>> begin RAW DATA
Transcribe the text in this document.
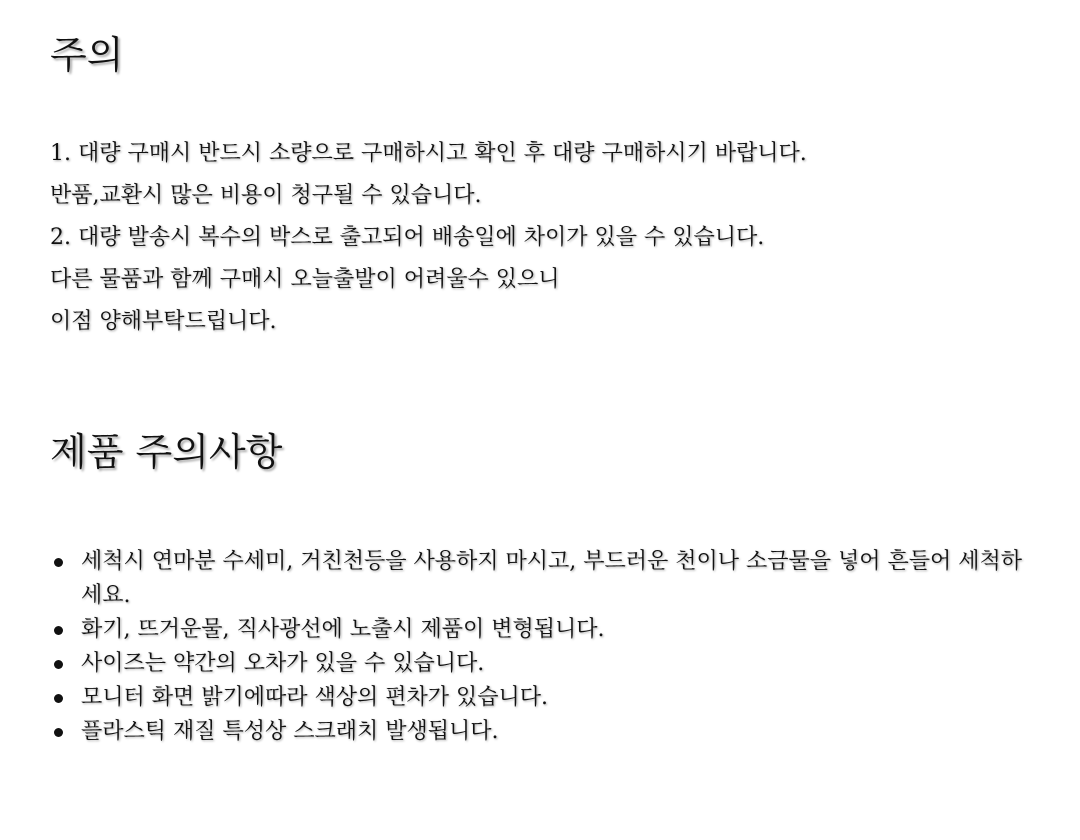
주의
1. 대량 구매시 반드시 소량으로 구매하시고 확인 후 대량 구매하시기 바랍니다.
반품,교환시 많은 비용이 청구될 수 있습니다.
2. 대량 발송시 복수의 박스로 출고되어 배송일에 차이가 있을 수 있습니다.
다른 물품과 함께 구매시 오늘출발이 어려울수 있으니
이점 양해부탁드립니다.
제품 주의사항
세척시 연마분 수세미, 거친천등을 사용하지 마시고, 부드러운 천이나 소금물을 넣어 흔들어 세척하세요.
화기, 뜨거운물, 직사광선에 노출시 제품이 변형됩니다.
사이즈는 약간의 오차가 있을 수 있습니다.
모니터 화면 밝기에따라 색상의 편차가 있습니다.
플라스틱 재질 특성상 스크래치 발생됩니다.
>> end RAW DATA
Find all lines with "있습니다" in them and copy each one.

RESULT OF THIS EXERCISE -
반품,교환시 많은 비용이 청구될 수 있습니다.
2. 대량 발송시 복수의 박스로 출고되어 배송일에 차이가 있을 수 있습니다.
사이즈는 약간의 오차가 있을 수 있습니다.
모니터 화면 밝기에따라 색상의 편차가 있습니다.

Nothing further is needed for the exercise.